-- Start SUPPLIED MATERIAL --

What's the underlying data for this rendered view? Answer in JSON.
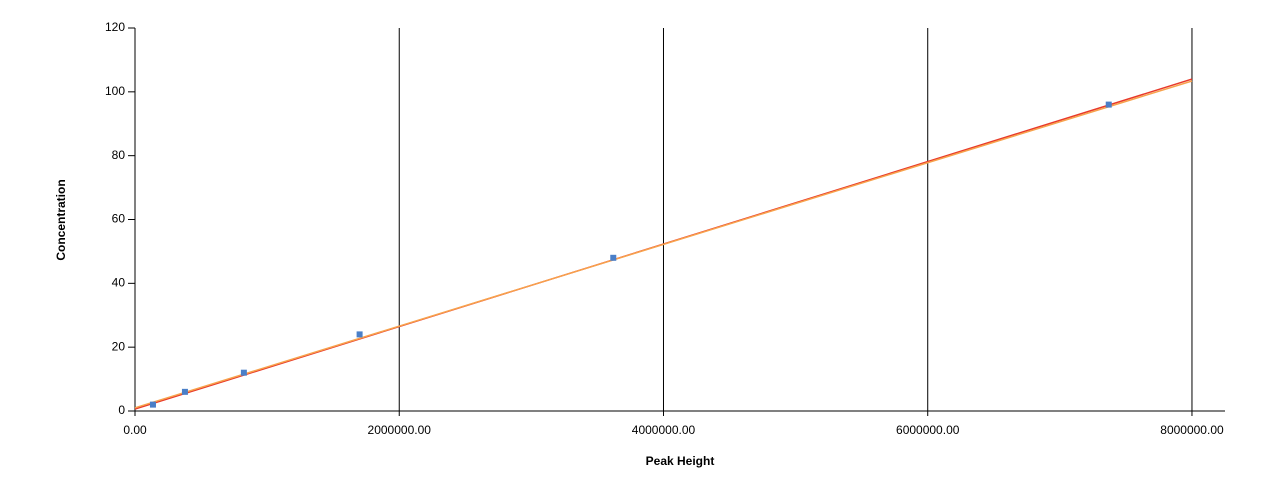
{
  "chart_data": {
    "type": "scatter",
    "x_label": "Peak Height",
    "y_label": "Concentration",
    "xlim": [
      0,
      8250000
    ],
    "ylim": [
      0,
      120
    ],
    "xticks": [
      {
        "value": 0,
        "label": "0.00"
      },
      {
        "value": 2000000,
        "label": "2000000.00"
      },
      {
        "value": 4000000,
        "label": "4000000.00"
      },
      {
        "value": 6000000,
        "label": "6000000.00"
      },
      {
        "value": 8000000,
        "label": "8000000.00"
      }
    ],
    "yticks": [
      0,
      20,
      40,
      60,
      80,
      100,
      120
    ],
    "grid": true,
    "series": [
      {
        "type": "scatter",
        "color": "#4a7fc8",
        "x": [
          136000,
          378000,
          824000,
          1700000,
          3620000,
          7370000
        ],
        "values": [
          2,
          6,
          12,
          24,
          48,
          96
        ]
      },
      {
        "type": "line",
        "color": "#e8392a",
        "x": [
          0,
          8000000
        ],
        "values": [
          0.6,
          104
        ]
      },
      {
        "type": "line",
        "color": "#f7a24c",
        "x": [
          0,
          8000000
        ],
        "values": [
          1.0,
          103.4
        ]
      }
    ]
  }
}
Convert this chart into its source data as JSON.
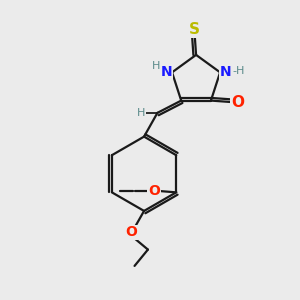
{
  "background_color": "#ebebeb",
  "bond_color": "#1a1a1a",
  "bond_width": 1.6,
  "figsize": [
    3.0,
    3.0
  ],
  "dpi": 100,
  "colors": {
    "N": "#1a1aff",
    "O": "#ff2200",
    "S": "#bbbb00",
    "H": "#5a8a8a",
    "C": "#1a1a1a"
  }
}
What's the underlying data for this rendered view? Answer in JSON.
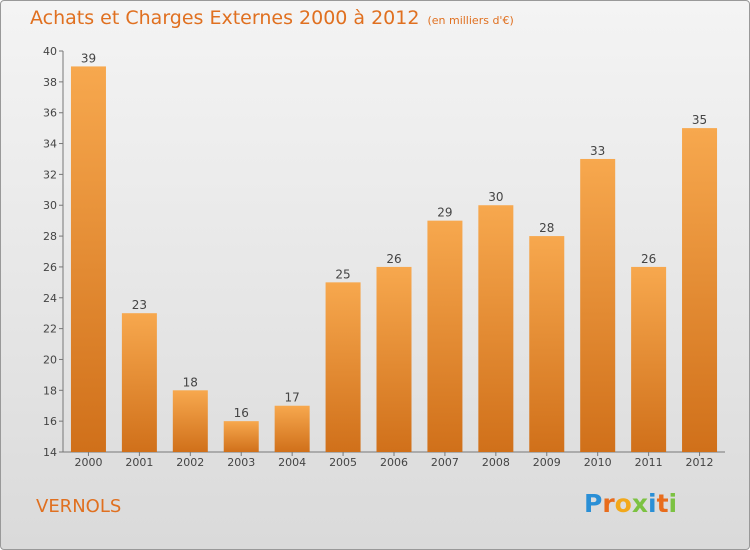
{
  "title": "Achats et Charges Externes 2000 à 2012",
  "subtitle": "(en milliers d'€)",
  "location": "VERNOLS",
  "brand": {
    "letters": [
      "P",
      "r",
      "o",
      "x",
      "i",
      "t",
      "i"
    ],
    "colors": [
      "#2a8fd6",
      "#e86c1c",
      "#f2a81a",
      "#7cc242",
      "#2a8fd6",
      "#e86c1c",
      "#7cc242"
    ]
  },
  "colors": {
    "bar_light": "#f7a84e",
    "bar_dark": "#d0701a",
    "title": "#e07020"
  },
  "chart_data": {
    "type": "bar",
    "categories": [
      "2000",
      "2001",
      "2002",
      "2003",
      "2004",
      "2005",
      "2006",
      "2007",
      "2008",
      "2009",
      "2010",
      "2011",
      "2012"
    ],
    "values": [
      39,
      23,
      18,
      16,
      17,
      25,
      26,
      29,
      30,
      28,
      33,
      26,
      35
    ],
    "ylim": [
      14,
      40
    ],
    "yticks": [
      14,
      16,
      18,
      20,
      22,
      24,
      26,
      28,
      30,
      32,
      34,
      36,
      38,
      40
    ],
    "grid": false
  }
}
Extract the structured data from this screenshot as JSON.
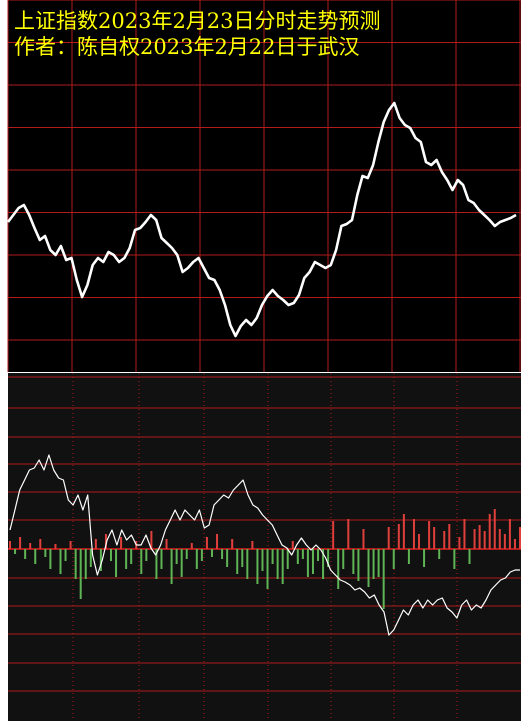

-- End SUPPLIED MATERIAL --

WRITTEN REQUEST: Retype each record exactly as it stands, but do not include the pictures.

ANSWER TO THE PROBLEM:
What's the underlying data for this rendered view? Answer in JSON.
{
  "chart_data": {
    "type": "scatter",
    "x_label": "Peak Height",
    "y_label": "Concentration",
    "xlim": [
      0,
      8250000
    ],
    "ylim": [
      0,
      120
    ],
    "xticks": [
      {
        "value": 0,
        "label": "0.00"
      },
      {
        "value": 2000000,
        "label": "2000000.00"
      },
      {
        "value": 4000000,
        "label": "4000000.00"
      },
      {
        "value": 6000000,
        "label": "6000000.00"
      },
      {
        "value": 8000000,
        "label": "8000000.00"
      }
    ],
    "yticks": [
      0,
      20,
      40,
      60,
      80,
      100,
      120
    ],
    "grid": true,
    "series": [
      {
        "type": "scatter",
        "color": "#4a7fc8",
        "x": [
          136000,
          378000,
          824000,
          1700000,
          3620000,
          7370000
        ],
        "values": [
          2,
          6,
          12,
          24,
          48,
          96
        ]
      },
      {
        "type": "line",
        "color": "#e8392a",
        "x": [
          0,
          8000000
        ],
        "values": [
          0.6,
          104
        ]
      },
      {
        "type": "line",
        "color": "#f7a24c",
        "x": [
          0,
          8000000
        ],
        "values": [
          1.0,
          103.4
        ]
      }
    ]
  }
}
Convert this chart into its source data as JSON.
{
  "background_color": "#ebebeb",
  "bond_color": "#1a1a1a",
  "bond_width": 1.6,
  "figsize": [
    3.0,
    3.0
  ],
  "dpi": 100,
  "colors": {
    "N": "#1a1aff",
    "O": "#ff2200",
    "S": "#bbbb00",
    "H": "#5a8a8a",
    "C": "#1a1a1a"
  }
}
What's the underlying data for this rendered view? Answer in JSON.
{
  "title": "Achats et Charges Externes 2000 à 2012",
  "subtitle": "(en milliers d'€)",
  "location": "VERNOLS",
  "brand": {
    "letters": [
      "P",
      "r",
      "o",
      "x",
      "i",
      "t",
      "i"
    ],
    "colors": [
      "#2a8fd6",
      "#e86c1c",
      "#f2a81a",
      "#7cc242",
      "#2a8fd6",
      "#e86c1c",
      "#7cc242"
    ]
  },
  "colors": {
    "bar_light": "#f7a84e",
    "bar_dark": "#d0701a",
    "title": "#e07020"
  },
  "chart_data": {
    "type": "bar",
    "categories": [
      "2000",
      "2001",
      "2002",
      "2003",
      "2004",
      "2005",
      "2006",
      "2007",
      "2008",
      "2009",
      "2010",
      "2011",
      "2012"
    ],
    "values": [
      39,
      23,
      18,
      16,
      17,
      25,
      26,
      29,
      30,
      28,
      33,
      26,
      35
    ],
    "ylim": [
      14,
      40
    ],
    "yticks": [
      14,
      16,
      18,
      20,
      22,
      24,
      26,
      28,
      30,
      32,
      34,
      36,
      38,
      40
    ],
    "grid": false
  }
}
Extract the structured data from this screenshot as JSON.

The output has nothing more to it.